[Rows from a figure dataset]
* * * * * * *
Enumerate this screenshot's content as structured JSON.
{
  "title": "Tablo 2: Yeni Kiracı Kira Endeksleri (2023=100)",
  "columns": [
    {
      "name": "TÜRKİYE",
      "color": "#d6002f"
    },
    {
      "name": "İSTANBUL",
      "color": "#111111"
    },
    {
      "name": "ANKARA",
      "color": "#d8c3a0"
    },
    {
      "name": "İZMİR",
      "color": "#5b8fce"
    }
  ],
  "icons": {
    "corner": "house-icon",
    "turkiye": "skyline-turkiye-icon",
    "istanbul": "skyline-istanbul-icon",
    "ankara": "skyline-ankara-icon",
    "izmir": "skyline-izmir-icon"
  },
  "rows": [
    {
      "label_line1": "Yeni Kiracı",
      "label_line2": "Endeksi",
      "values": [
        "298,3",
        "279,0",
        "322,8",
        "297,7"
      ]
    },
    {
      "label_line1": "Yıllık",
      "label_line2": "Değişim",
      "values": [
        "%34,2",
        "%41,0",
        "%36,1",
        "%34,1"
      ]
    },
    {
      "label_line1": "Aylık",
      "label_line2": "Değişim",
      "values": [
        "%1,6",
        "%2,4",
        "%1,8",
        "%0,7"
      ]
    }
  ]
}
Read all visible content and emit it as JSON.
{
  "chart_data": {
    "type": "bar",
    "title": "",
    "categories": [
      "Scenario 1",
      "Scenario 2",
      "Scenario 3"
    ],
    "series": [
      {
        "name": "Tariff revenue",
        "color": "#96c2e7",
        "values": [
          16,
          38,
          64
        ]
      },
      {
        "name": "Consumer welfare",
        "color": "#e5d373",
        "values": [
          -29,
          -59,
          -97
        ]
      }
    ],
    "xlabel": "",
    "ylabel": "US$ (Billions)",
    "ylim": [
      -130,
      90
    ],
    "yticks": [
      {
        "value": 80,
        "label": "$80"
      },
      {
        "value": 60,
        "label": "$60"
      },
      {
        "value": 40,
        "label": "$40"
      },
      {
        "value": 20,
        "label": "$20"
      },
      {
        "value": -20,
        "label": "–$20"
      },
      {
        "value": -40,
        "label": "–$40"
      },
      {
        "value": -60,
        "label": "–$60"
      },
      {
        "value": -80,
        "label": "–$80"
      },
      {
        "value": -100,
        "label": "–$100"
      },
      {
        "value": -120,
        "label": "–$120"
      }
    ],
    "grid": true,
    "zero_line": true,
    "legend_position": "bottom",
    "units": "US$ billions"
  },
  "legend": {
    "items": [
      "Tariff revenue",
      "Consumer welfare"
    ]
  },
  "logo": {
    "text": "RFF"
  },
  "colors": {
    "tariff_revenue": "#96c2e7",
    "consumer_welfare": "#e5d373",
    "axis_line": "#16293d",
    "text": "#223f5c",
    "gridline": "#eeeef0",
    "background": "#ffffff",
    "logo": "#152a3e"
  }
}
* * * * * * *
**WRITTEN TASK:**
Filter the records for lines holding the string "content". Copy each one.

**WORKED ANSWER:**
Enumerate this screenshot's content as structured JSON.
Read all visible content and emit it as JSON.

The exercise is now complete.